- [STATED PROBLEM]: Give the entries again exactly, every one of them.

---+---

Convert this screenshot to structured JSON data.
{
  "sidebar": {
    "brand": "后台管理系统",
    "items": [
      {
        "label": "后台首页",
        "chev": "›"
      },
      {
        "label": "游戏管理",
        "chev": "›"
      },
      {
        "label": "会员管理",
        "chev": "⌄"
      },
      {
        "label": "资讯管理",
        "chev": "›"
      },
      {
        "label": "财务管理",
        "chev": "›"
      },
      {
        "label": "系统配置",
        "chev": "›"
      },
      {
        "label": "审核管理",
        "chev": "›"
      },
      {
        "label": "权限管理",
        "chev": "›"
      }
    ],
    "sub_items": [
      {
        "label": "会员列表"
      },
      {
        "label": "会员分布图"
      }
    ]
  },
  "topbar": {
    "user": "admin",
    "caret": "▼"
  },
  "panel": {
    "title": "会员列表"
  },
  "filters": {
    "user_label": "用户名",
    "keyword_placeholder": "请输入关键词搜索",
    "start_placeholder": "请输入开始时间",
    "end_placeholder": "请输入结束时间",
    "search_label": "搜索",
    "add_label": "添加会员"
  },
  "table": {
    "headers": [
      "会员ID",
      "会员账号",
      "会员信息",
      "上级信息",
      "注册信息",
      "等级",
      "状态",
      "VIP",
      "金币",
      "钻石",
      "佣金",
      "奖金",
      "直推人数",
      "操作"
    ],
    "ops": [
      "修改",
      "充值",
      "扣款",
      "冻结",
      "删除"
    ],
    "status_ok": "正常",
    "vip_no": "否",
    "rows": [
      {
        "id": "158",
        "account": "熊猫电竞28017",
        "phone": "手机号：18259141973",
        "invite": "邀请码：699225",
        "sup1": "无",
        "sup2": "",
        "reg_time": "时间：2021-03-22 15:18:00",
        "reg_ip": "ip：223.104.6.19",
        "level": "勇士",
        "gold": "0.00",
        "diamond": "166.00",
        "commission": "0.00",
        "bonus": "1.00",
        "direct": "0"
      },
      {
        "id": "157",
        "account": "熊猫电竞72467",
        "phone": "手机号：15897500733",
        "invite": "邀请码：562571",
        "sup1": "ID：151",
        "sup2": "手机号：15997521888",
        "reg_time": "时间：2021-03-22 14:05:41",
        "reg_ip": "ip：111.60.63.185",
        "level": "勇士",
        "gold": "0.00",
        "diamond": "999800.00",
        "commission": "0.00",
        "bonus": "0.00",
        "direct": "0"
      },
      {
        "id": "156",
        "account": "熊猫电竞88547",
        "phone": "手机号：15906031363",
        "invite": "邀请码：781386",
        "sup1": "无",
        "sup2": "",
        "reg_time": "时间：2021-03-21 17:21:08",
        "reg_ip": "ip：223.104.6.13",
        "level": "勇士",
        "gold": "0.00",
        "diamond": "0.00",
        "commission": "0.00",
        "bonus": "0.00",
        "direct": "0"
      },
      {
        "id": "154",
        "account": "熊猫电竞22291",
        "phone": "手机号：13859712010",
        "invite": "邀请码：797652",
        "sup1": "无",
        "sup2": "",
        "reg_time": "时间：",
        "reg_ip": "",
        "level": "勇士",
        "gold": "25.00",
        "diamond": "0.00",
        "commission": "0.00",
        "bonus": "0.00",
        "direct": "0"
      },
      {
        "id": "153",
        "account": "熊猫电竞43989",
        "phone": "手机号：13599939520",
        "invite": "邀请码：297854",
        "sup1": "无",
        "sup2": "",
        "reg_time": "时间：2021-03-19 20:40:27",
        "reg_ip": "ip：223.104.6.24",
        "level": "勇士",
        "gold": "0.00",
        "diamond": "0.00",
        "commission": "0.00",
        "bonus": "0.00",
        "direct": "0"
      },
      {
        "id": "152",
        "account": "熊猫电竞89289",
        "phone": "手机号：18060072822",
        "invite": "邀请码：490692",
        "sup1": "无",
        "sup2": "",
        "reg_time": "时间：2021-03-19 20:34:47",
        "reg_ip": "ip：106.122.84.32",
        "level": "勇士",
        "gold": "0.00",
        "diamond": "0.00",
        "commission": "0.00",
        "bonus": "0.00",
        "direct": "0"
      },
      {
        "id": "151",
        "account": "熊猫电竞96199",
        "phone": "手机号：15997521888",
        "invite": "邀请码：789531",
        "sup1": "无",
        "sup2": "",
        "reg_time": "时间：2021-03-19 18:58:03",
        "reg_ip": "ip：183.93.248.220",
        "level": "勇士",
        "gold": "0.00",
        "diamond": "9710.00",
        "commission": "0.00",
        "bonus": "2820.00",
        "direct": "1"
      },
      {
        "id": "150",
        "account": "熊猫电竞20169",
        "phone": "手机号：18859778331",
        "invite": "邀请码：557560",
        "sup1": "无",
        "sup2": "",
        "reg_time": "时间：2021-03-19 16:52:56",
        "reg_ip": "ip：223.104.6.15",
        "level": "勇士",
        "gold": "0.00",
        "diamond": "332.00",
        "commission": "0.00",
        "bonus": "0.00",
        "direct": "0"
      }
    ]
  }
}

---+---

- [WORKED SOLUTION]:
Convert this screenshot to structured JSON data.
{
  "sidebar": {
    "brand": "后台管理系统",
    "items": [
      {
        "label": "后台首页",
        "chev": "›"
      },
      {
        "label": "游戏管理",
        "chev": "›"
      },
      {
        "label": "会员管理",
        "chev": "⌄"
      },
      {
        "label": "资讯管理",
        "chev": "›"
      },
      {
        "label": "财务管理",
        "chev": "›"
      },
      {
        "label": "系统配置",
        "chev": "›"
      },
      {
        "label": "审核管理",
        "chev": "›"
      },
      {
        "label": "权限管理",
        "chev": "›"
      }
    ],
    "sub_items": [
      {
        "label": "会员列表"
      },
      {
        "label": "会员分布图"
      }
    ]
  },
  "topbar": {
    "user": "admin",
    "caret": "▼"
  },
  "panel": {
    "title": "会员列表"
  },
  "filters": {
    "user_label": "用户名",
    "keyword_placeholder": "请输入关键词搜索",
    "start_placeholder": "请输入开始时间",
    "end_placeholder": "请输入结束时间",
    "search_label": "搜索",
    "add_label": "添加会员"
  },
  "table": {
    "headers": [
      "会员ID",
      "会员账号",
      "会员信息",
      "上级信息",
      "注册信息",
      "等级",
      "状态",
      "VIP",
      "金币",
      "钻石",
      "佣金",
      "奖金",
      "直推人数",
      "操作"
    ],
    "ops": [
      "修改",
      "充值",
      "扣款",
      "冻结",
      "删除"
    ],
    "status_ok": "正常",
    "vip_no": "否",
    "rows": [
      {
        "id": "158",
        "account": "熊猫电竞28017",
        "phone": "手机号：18259141973",
        "invite": "邀请码：699225",
        "sup1": "无",
        "sup2": "",
        "reg_time": "时间：2021-03-22 15:18:00",
        "reg_ip": "ip：223.104.6.19",
        "level": "勇士",
        "gold": "0.00",
        "diamond": "166.00",
        "commission": "0.00",
        "bonus": "1.00",
        "direct": "0"
      },
      {
        "id": "157",
        "account": "熊猫电竞72467",
        "phone": "手机号：15897500733",
        "invite": "邀请码：562571",
        "sup1": "ID：151",
        "sup2": "手机号：15997521888",
        "reg_time": "时间：2021-03-22 14:05:41",
        "reg_ip": "ip：111.60.63.185",
        "level": "勇士",
        "gold": "0.00",
        "diamond": "999800.00",
        "commission": "0.00",
        "bonus": "0.00",
        "direct": "0"
      },
      {
        "id": "156",
        "account": "熊猫电竞88547",
        "phone": "手机号：15906031363",
        "invite": "邀请码：781386",
        "sup1": "无",
        "sup2": "",
        "reg_time": "时间：2021-03-21 17:21:08",
        "reg_ip": "ip：223.104.6.13",
        "level": "勇士",
        "gold": "0.00",
        "diamond": "0.00",
        "commission": "0.00",
        "bonus": "0.00",
        "direct": "0"
      },
      {
        "id": "154",
        "account": "熊猫电竞22291",
        "phone": "手机号：13859712010",
        "invite": "邀请码：797652",
        "sup1": "无",
        "sup2": "",
        "reg_time": "时间：",
        "reg_ip": "",
        "level": "勇士",
        "gold": "25.00",
        "diamond": "0.00",
        "commission": "0.00",
        "bonus": "0.00",
        "direct": "0"
      },
      {
        "id": "153",
        "account": "熊猫电竞43989",
        "phone": "手机号：13599939520",
        "invite": "邀请码：297854",
        "sup1": "无",
        "sup2": "",
        "reg_time": "时间：2021-03-19 20:40:27",
        "reg_ip": "ip：223.104.6.24",
        "level": "勇士",
        "gold": "0.00",
        "diamond": "0.00",
        "commission": "0.00",
        "bonus": "0.00",
        "direct": "0"
      },
      {
        "id": "152",
        "account": "熊猫电竞89289",
        "phone": "手机号：18060072822",
        "invite": "邀请码：490692",
        "sup1": "无",
        "sup2": "",
        "reg_time": "时间：2021-03-19 20:34:47",
        "reg_ip": "ip：106.122.84.32",
        "level": "勇士",
        "gold": "0.00",
        "diamond": "0.00",
        "commission": "0.00",
        "bonus": "0.00",
        "direct": "0"
      },
      {
        "id": "151",
        "account": "熊猫电竞96199",
        "phone": "手机号：15997521888",
        "invite": "邀请码：789531",
        "sup1": "无",
        "sup2": "",
        "reg_time": "时间：2021-03-19 18:58:03",
        "reg_ip": "ip：183.93.248.220",
        "level": "勇士",
        "gold": "0.00",
        "diamond": "9710.00",
        "commission": "0.00",
        "bonus": "2820.00",
        "direct": "1"
      },
      {
        "id": "150",
        "account": "熊猫电竞20169",
        "phone": "手机号：18859778331",
        "invite": "邀请码：557560",
        "sup1": "无",
        "sup2": "",
        "reg_time": "时间：2021-03-19 16:52:56",
        "reg_ip": "ip：223.104.6.15",
        "level": "勇士",
        "gold": "0.00",
        "diamond": "332.00",
        "commission": "0.00",
        "bonus": "0.00",
        "direct": "0"
      }
    ]
  }
}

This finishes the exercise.